→ DIRECTION: Below are the records. Gather each line that holds "Figuren".

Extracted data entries
################
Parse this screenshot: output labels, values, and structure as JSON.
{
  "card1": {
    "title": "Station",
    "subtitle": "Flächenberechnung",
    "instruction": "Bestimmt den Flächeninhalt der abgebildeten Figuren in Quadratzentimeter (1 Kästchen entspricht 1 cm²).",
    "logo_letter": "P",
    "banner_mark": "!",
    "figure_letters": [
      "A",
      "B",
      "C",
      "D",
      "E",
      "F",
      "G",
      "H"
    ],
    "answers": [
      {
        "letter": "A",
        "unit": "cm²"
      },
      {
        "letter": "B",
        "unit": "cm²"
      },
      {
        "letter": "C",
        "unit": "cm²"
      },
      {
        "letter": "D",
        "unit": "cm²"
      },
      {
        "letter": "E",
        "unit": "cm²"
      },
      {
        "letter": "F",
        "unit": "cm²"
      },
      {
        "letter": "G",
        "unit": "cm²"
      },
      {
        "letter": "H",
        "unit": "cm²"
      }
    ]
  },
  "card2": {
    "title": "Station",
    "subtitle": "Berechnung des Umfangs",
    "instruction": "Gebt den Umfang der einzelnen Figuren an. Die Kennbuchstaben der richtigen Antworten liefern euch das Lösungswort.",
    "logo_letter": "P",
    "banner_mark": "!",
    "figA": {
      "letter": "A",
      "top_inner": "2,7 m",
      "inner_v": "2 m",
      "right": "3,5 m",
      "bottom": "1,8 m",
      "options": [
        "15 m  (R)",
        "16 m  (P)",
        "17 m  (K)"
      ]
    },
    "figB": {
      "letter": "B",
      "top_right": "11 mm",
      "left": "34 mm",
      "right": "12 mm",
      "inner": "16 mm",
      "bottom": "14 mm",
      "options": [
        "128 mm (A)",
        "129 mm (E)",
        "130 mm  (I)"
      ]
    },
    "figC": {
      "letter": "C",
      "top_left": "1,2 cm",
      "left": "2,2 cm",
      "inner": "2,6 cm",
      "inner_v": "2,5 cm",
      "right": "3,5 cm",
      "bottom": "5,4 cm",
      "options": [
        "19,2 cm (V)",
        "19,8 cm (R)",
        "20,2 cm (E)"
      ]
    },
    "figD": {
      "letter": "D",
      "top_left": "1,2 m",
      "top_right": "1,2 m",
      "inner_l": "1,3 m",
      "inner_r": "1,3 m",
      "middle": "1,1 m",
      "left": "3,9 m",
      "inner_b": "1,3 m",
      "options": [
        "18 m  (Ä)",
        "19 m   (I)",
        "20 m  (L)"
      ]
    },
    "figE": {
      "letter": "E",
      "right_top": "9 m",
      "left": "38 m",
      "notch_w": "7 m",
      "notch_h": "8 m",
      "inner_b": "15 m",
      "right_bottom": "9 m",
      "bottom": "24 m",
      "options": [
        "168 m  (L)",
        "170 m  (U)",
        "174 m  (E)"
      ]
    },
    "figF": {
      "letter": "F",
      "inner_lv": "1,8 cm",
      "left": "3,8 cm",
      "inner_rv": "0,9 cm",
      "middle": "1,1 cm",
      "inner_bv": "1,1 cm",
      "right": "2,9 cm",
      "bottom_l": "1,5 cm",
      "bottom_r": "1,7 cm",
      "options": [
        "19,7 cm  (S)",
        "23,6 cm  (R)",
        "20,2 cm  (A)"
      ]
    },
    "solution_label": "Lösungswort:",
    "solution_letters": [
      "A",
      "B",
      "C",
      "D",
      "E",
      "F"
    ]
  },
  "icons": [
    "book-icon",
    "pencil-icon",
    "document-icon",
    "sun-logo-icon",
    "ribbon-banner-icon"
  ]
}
################
→ FINISHED ANSWER:
    "instruction": "Bestimmt den Flächeninhalt der abgebildeten Figuren in Quadratzentimeter (1 Kästchen entspricht 1 cm²).",
    "instruction": "Gebt den Umfang der einzelnen Figuren an. Die Kennbuchstaben der richtigen Antworten liefern euch das Lösungswort.",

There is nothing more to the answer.